Written task:
Copy out every line that contains the word "Players".

******

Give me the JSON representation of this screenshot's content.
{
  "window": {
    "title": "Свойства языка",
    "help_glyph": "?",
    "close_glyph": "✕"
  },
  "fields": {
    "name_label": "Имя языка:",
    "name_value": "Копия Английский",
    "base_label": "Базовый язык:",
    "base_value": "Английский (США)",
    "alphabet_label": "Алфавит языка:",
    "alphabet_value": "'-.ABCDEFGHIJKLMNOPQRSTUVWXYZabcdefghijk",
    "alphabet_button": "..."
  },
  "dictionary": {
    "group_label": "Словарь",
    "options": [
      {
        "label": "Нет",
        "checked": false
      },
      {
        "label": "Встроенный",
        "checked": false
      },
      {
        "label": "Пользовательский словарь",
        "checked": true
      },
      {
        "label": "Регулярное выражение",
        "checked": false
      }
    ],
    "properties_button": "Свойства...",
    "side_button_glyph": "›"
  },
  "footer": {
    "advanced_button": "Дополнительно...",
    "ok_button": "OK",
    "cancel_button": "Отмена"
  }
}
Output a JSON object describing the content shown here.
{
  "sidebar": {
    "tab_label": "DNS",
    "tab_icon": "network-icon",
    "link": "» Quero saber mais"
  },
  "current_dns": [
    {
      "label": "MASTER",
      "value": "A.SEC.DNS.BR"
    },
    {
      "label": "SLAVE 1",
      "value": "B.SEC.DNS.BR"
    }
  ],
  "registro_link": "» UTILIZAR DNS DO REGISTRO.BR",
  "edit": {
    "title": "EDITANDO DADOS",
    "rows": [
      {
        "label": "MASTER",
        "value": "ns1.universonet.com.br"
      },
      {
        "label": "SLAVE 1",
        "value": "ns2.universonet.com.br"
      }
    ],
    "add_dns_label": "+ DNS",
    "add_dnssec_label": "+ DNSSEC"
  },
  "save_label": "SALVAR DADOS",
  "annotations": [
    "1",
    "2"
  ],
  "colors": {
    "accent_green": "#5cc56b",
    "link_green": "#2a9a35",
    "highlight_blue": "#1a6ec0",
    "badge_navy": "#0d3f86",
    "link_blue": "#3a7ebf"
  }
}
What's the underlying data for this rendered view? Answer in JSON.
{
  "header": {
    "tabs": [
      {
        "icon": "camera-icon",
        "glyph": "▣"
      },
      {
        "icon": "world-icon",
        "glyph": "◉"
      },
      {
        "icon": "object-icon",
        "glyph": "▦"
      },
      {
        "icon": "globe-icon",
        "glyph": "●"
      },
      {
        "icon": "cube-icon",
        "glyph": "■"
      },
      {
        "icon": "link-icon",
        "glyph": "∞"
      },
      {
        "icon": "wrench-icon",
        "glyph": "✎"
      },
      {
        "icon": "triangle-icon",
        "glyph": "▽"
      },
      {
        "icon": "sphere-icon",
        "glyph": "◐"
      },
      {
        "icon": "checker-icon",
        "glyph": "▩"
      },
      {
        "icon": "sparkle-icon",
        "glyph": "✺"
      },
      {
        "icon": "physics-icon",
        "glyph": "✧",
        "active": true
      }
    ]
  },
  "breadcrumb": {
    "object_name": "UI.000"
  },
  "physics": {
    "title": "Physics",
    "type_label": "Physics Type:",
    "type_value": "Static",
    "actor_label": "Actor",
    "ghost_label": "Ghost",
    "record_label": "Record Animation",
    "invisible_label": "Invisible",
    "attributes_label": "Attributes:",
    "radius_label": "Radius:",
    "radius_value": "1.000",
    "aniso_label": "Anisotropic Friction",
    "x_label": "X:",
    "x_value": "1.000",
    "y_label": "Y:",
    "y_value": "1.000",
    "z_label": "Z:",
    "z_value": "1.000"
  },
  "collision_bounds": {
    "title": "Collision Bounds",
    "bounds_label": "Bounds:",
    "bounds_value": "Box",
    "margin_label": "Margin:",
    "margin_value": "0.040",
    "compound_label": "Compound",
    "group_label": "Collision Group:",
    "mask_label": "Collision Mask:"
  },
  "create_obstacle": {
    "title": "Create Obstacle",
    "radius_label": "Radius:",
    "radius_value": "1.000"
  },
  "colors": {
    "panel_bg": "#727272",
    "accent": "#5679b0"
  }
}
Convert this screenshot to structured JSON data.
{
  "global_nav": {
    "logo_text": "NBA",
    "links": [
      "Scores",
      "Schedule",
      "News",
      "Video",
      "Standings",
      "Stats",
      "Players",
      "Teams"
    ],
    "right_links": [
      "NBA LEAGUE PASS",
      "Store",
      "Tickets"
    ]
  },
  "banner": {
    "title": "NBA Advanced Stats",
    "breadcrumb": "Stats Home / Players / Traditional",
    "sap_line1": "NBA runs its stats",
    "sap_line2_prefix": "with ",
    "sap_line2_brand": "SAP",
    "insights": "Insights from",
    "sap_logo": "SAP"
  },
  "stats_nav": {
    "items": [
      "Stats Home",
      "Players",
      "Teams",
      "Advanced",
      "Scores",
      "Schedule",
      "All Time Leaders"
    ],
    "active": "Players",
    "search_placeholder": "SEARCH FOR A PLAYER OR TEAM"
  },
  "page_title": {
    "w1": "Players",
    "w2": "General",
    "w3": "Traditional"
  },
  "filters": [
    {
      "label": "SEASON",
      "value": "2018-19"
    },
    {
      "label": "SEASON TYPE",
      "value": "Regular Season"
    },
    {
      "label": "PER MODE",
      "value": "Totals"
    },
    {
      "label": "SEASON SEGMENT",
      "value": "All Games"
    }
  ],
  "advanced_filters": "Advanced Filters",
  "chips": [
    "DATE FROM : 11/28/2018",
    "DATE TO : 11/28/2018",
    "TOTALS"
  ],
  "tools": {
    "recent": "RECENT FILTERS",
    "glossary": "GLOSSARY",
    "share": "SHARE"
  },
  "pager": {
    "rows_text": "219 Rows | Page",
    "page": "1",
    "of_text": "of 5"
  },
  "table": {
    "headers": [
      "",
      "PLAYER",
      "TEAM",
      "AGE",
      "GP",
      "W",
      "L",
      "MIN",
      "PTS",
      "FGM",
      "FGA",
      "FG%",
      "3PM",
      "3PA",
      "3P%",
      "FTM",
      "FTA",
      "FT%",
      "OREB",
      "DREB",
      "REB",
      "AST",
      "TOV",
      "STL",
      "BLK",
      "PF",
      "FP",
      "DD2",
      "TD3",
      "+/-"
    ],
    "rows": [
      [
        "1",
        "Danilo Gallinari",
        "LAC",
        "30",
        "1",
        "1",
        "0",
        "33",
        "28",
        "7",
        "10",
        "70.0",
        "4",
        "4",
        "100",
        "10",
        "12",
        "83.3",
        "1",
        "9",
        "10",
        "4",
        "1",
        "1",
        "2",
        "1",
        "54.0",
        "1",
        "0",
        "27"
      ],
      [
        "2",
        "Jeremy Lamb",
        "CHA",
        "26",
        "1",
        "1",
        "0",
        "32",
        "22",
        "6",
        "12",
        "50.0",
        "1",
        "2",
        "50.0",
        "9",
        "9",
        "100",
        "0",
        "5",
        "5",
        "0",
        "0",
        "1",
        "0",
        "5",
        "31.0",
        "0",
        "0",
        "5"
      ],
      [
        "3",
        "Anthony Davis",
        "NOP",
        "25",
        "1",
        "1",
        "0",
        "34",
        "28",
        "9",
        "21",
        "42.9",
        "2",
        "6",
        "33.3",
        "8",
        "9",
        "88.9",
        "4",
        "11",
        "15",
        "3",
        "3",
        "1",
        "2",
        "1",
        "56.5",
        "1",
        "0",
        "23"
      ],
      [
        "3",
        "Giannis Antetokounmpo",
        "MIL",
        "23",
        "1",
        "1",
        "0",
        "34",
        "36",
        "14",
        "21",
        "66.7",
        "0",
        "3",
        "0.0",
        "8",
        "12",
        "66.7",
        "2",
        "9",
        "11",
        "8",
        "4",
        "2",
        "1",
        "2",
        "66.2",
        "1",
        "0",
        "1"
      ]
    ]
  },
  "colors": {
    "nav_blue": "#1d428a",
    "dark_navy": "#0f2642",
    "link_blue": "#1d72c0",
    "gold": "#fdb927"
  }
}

******

Completed exercise:
      "Players",
    "breadcrumb": "Stats Home / Players / Traditional",
      "Players",
    "active": "Players",
    "w1": "Players",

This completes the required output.